-- DIRECTIVE --
Repeat all of the material below exactly as written, images excluded.

--- Start of MATERIAL SUPPLIED ---

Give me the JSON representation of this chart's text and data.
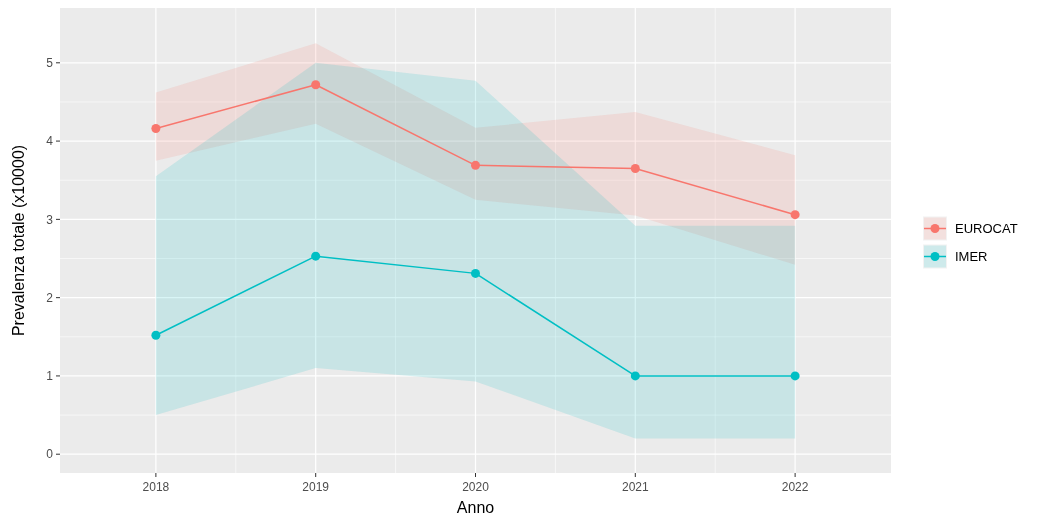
{
  "chart_data": {
    "type": "line",
    "xlabel": "Anno",
    "ylabel": "Prevalenza totale (x10000)",
    "x": [
      2018,
      2019,
      2020,
      2021,
      2022
    ],
    "series": [
      {
        "name": "EUROCAT",
        "color": "#f8766d",
        "values": [
          4.16,
          4.72,
          3.69,
          3.65,
          3.06
        ],
        "lower": [
          3.75,
          4.22,
          3.25,
          3.05,
          2.42
        ],
        "upper": [
          4.62,
          5.25,
          4.17,
          4.37,
          3.82
        ]
      },
      {
        "name": "IMER",
        "color": "#00bfc4",
        "values": [
          1.52,
          2.53,
          2.31,
          1.0,
          1.0
        ],
        "lower": [
          0.5,
          1.1,
          0.93,
          0.2,
          0.2
        ],
        "upper": [
          3.55,
          5.0,
          4.77,
          2.92,
          2.92
        ]
      }
    ],
    "xlim": [
      2017.4,
      2022.6
    ],
    "ylim": [
      -0.24,
      5.7
    ],
    "xticks": [
      2018,
      2019,
      2020,
      2021,
      2022
    ],
    "yticks": [
      0,
      1,
      2,
      3,
      4,
      5
    ],
    "grid": true,
    "legend": "right",
    "marker": "circle",
    "line_style": "solid"
  }
}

--- End of MATERIAL SUPPLIED ---

-- SOLUTION --
Give me the JSON representation of this chart's text and data.
{
  "chart_data": {
    "type": "line",
    "xlabel": "Anno",
    "ylabel": "Prevalenza totale (x10000)",
    "x": [
      2018,
      2019,
      2020,
      2021,
      2022
    ],
    "series": [
      {
        "name": "EUROCAT",
        "color": "#f8766d",
        "values": [
          4.16,
          4.72,
          3.69,
          3.65,
          3.06
        ],
        "lower": [
          3.75,
          4.22,
          3.25,
          3.05,
          2.42
        ],
        "upper": [
          4.62,
          5.25,
          4.17,
          4.37,
          3.82
        ]
      },
      {
        "name": "IMER",
        "color": "#00bfc4",
        "values": [
          1.52,
          2.53,
          2.31,
          1.0,
          1.0
        ],
        "lower": [
          0.5,
          1.1,
          0.93,
          0.2,
          0.2
        ],
        "upper": [
          3.55,
          5.0,
          4.77,
          2.92,
          2.92
        ]
      }
    ],
    "xlim": [
      2017.4,
      2022.6
    ],
    "ylim": [
      -0.24,
      5.7
    ],
    "xticks": [
      2018,
      2019,
      2020,
      2021,
      2022
    ],
    "yticks": [
      0,
      1,
      2,
      3,
      4,
      5
    ],
    "grid": true,
    "legend": "right",
    "marker": "circle",
    "line_style": "solid"
  }
}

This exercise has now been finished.